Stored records

--- Begin ---

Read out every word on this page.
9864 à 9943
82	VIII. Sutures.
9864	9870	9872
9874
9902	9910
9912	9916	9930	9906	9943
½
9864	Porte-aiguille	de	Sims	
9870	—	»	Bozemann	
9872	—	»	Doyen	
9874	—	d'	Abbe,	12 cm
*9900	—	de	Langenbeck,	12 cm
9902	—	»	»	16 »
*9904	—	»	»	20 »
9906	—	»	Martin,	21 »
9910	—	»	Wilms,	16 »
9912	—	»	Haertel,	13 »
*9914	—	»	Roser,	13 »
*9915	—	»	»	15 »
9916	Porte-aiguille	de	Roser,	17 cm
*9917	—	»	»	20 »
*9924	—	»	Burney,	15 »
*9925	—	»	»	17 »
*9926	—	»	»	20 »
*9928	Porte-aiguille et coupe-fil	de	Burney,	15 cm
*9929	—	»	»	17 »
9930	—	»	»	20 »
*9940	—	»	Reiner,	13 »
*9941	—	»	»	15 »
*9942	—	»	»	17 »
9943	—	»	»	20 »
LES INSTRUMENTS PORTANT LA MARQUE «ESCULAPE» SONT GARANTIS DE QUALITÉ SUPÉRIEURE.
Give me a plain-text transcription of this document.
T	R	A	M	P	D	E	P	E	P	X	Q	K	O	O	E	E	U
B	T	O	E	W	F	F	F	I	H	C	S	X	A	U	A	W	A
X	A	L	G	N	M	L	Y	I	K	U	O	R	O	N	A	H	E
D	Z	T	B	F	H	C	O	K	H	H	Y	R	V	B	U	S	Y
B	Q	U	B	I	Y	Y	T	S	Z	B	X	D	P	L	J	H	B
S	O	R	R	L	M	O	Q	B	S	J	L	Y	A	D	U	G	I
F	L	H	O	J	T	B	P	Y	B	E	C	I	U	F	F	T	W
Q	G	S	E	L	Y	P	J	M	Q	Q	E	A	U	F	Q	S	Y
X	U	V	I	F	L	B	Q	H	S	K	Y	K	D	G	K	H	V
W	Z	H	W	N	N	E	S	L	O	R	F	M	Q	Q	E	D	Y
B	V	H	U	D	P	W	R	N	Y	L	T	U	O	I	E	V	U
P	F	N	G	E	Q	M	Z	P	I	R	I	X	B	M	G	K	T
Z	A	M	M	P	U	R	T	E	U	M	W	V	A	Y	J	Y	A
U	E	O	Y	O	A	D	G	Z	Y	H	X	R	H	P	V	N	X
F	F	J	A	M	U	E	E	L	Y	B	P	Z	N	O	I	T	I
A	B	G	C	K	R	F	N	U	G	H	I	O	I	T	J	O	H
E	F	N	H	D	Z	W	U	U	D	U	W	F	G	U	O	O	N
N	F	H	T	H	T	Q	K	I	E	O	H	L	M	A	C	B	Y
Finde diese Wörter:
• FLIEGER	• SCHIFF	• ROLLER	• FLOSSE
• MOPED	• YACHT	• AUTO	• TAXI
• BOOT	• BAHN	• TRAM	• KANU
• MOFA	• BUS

--- End ---

**Your instructions**
Repeat each record exactly. Omit nothing.

**Answer to this exercise**
Read out every word on this page.
9864 à 9943
82	VIII. Sutures.
9864	9870	9872
9874
9902	9910
9912	9916	9930	9906	9943
½
9864	Porte-aiguille	de	Sims	
9870	—	»	Bozemann	
9872	—	»	Doyen	
9874	—	d'	Abbe,	12 cm
*9900	—	de	Langenbeck,	12 cm
9902	—	»	»	16 »
*9904	—	»	»	20 »
9906	—	»	Martin,	21 »
9910	—	»	Wilms,	16 »
9912	—	»	Haertel,	13 »
*9914	—	»	Roser,	13 »
*9915	—	»	»	15 »
9916	Porte-aiguille	de	Roser,	17 cm
*9917	—	»	»	20 »
*9924	—	»	Burney,	15 »
*9925	—	»	»	17 »
*9926	—	»	»	20 »
*9928	Porte-aiguille et coupe-fil	de	Burney,	15 cm
*9929	—	»	»	17 »
9930	—	»	»	20 »
*9940	—	»	Reiner,	13 »
*9941	—	»	»	15 »
*9942	—	»	»	17 »
9943	—	»	»	20 »
LES INSTRUMENTS PORTANT LA MARQUE «ESCULAPE» SONT GARANTIS DE QUALITÉ SUPÉRIEURE.
Give me a plain-text transcription of this document.
T	R	A	M	P	D	E	P	E	P	X	Q	K	O	O	E	E	U
B	T	O	E	W	F	F	F	I	H	C	S	X	A	U	A	W	A
X	A	L	G	N	M	L	Y	I	K	U	O	R	O	N	A	H	E
D	Z	T	B	F	H	C	O	K	H	H	Y	R	V	B	U	S	Y
B	Q	U	B	I	Y	Y	T	S	Z	B	X	D	P	L	J	H	B
S	O	R	R	L	M	O	Q	B	S	J	L	Y	A	D	U	G	I
F	L	H	O	J	T	B	P	Y	B	E	C	I	U	F	F	T	W
Q	G	S	E	L	Y	P	J	M	Q	Q	E	A	U	F	Q	S	Y
X	U	V	I	F	L	B	Q	H	S	K	Y	K	D	G	K	H	V
W	Z	H	W	N	N	E	S	L	O	R	F	M	Q	Q	E	D	Y
B	V	H	U	D	P	W	R	N	Y	L	T	U	O	I	E	V	U
P	F	N	G	E	Q	M	Z	P	I	R	I	X	B	M	G	K	T
Z	A	M	M	P	U	R	T	E	U	M	W	V	A	Y	J	Y	A
U	E	O	Y	O	A	D	G	Z	Y	H	X	R	H	P	V	N	X
F	F	J	A	M	U	E	E	L	Y	B	P	Z	N	O	I	T	I
A	B	G	C	K	R	F	N	U	G	H	I	O	I	T	J	O	H
E	F	N	H	D	Z	W	U	U	D	U	W	F	G	U	O	O	N
N	F	H	T	H	T	Q	K	I	E	O	H	L	M	A	C	B	Y
Finde diese Wörter:
• FLIEGER	• SCHIFF	• ROLLER	• FLOSSE
• MOPED	• YACHT	• AUTO	• TAXI
• BOOT	• BAHN	• TRAM	• KANU
• MOFA	• BUS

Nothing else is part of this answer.